• INSTRUCTIONS TO FOLLOW
Where a line of the listing below includes the word "possible", reproduce that line.
:: ENTRIES SUPPLIED ::
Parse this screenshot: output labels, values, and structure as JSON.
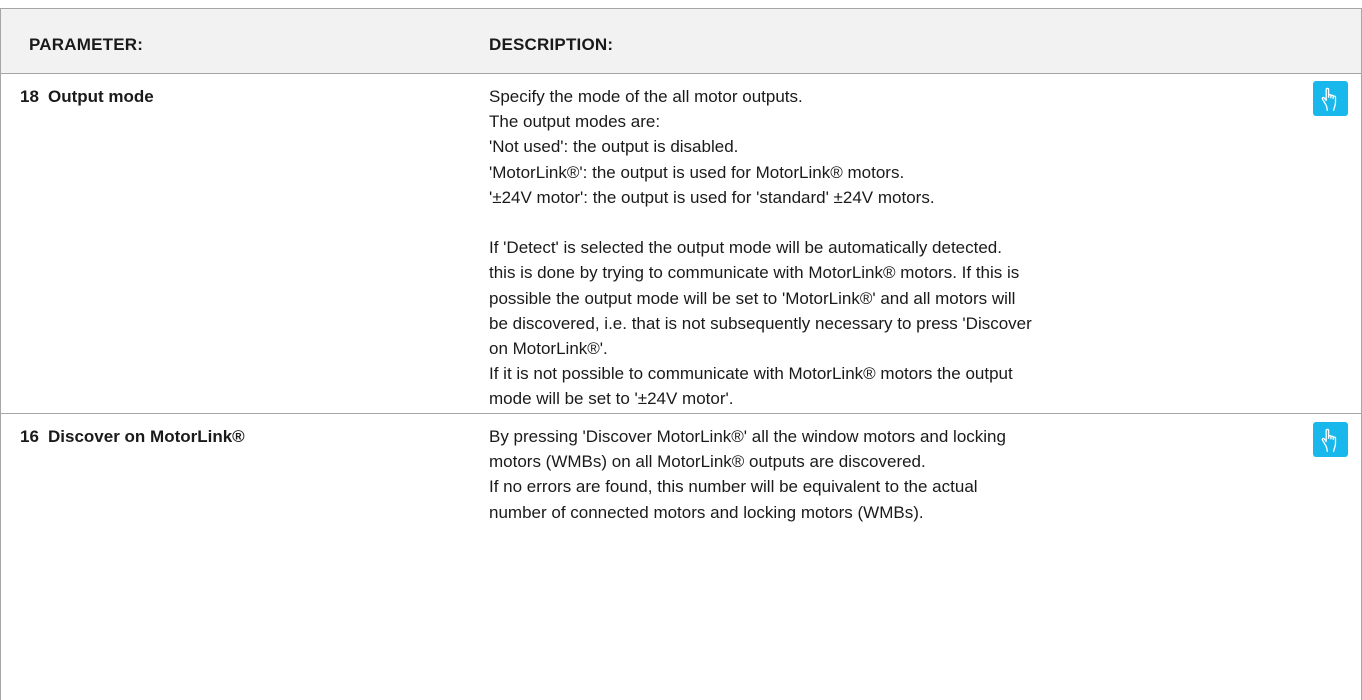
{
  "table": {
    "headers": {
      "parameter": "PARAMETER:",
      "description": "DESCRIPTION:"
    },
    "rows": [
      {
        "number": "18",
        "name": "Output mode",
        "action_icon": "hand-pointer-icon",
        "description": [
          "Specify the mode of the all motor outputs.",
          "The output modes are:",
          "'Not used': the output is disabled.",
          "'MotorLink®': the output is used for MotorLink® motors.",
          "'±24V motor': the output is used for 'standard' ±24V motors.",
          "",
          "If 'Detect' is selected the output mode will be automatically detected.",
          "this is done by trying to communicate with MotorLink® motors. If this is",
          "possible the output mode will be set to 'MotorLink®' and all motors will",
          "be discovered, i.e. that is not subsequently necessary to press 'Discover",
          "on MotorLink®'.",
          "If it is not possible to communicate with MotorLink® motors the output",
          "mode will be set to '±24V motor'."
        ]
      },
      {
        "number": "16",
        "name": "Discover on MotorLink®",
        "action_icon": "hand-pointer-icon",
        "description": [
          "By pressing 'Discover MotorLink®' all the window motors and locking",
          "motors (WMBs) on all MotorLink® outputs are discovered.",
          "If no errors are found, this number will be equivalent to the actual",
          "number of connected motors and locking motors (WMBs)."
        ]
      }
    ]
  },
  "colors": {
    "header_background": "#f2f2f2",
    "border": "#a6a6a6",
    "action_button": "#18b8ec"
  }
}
:::
:: ENTRIES SUPPLIED ::
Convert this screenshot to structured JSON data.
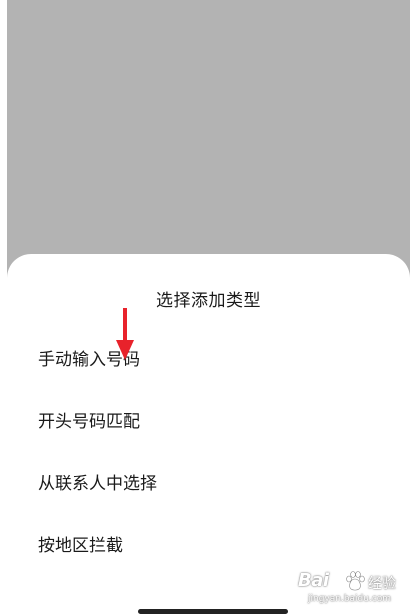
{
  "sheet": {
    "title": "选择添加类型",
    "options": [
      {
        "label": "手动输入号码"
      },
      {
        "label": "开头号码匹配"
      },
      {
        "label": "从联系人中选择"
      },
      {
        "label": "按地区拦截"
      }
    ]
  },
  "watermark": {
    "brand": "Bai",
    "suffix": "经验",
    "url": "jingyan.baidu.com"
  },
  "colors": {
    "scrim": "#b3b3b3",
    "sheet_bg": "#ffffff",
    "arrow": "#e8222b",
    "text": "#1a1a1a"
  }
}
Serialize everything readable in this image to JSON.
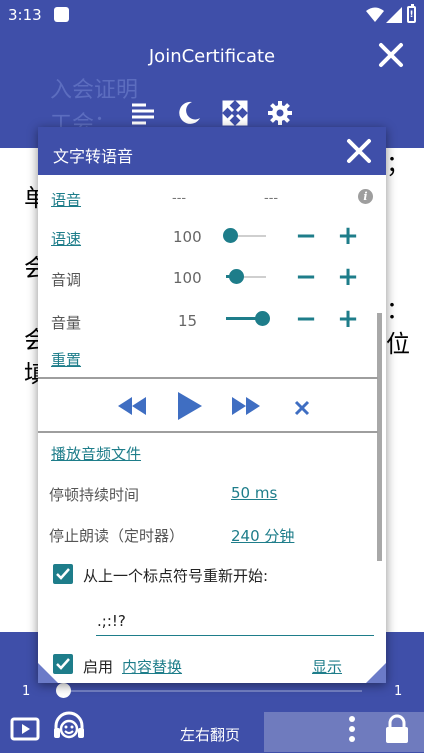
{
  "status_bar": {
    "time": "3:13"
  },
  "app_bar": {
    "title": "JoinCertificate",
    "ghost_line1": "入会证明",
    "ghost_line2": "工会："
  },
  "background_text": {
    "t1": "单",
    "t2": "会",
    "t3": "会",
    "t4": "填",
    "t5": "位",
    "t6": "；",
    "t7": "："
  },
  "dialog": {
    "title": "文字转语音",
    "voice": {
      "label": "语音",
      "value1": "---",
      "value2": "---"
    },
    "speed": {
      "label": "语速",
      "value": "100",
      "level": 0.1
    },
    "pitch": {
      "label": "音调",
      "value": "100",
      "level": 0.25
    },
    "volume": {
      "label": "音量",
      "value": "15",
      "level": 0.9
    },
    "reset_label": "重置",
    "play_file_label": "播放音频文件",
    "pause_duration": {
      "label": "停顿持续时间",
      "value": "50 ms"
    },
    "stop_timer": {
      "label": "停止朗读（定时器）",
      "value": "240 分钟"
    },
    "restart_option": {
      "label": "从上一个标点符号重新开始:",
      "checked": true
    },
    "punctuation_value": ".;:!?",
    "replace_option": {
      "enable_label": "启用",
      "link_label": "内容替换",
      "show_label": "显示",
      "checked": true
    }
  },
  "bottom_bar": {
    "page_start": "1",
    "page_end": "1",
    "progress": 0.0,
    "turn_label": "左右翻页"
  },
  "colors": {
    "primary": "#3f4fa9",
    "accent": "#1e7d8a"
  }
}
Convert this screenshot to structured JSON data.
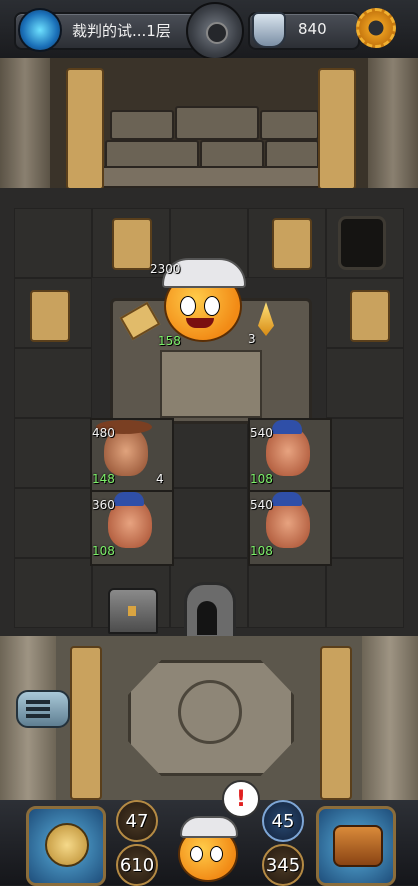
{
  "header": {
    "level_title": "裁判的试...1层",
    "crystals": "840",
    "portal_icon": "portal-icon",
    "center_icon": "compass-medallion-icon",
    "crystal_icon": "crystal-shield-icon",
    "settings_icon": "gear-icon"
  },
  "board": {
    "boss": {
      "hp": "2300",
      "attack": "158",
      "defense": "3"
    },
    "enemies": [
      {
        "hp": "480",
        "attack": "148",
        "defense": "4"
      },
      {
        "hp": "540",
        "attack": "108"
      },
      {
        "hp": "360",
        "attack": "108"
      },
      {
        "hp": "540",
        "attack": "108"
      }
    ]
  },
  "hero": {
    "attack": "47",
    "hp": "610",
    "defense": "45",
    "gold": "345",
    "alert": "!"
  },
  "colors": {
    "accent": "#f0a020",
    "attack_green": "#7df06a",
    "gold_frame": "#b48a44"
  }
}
:::
:: ENTRIES SUPPLIED ::
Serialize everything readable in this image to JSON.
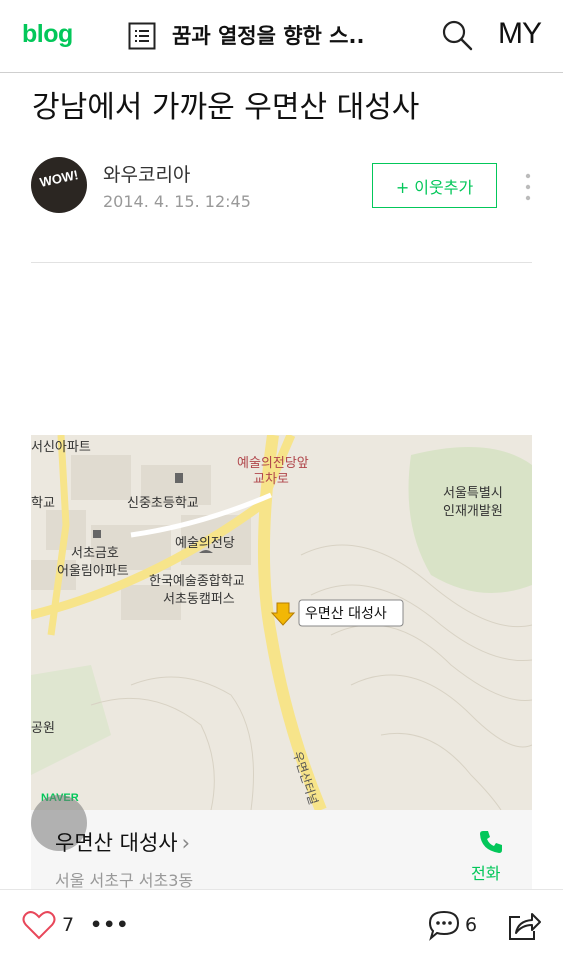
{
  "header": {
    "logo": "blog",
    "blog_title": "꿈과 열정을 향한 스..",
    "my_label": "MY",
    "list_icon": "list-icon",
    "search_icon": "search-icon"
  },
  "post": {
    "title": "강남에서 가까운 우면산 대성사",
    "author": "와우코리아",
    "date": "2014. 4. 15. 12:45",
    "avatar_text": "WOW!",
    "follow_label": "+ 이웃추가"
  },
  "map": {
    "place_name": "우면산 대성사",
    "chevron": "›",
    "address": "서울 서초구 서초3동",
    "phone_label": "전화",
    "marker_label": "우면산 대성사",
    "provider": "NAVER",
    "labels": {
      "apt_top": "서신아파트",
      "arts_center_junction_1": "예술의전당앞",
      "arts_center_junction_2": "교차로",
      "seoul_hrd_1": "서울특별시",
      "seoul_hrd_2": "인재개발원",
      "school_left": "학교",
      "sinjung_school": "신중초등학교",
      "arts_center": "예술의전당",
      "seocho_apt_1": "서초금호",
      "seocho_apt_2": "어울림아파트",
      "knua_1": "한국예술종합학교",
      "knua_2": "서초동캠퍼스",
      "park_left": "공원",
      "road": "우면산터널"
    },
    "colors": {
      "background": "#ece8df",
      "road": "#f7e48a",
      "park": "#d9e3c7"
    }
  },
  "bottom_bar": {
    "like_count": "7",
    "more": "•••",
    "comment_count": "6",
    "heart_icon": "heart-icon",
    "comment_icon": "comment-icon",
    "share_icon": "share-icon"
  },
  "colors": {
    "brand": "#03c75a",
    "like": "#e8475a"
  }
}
:::
• SOLUTION FOR THIS PROBLEM
          "possible the output mode will be set to 'MotorLink®' and all motors will",
          "If it is not possible to communicate with MotorLink® motors the output",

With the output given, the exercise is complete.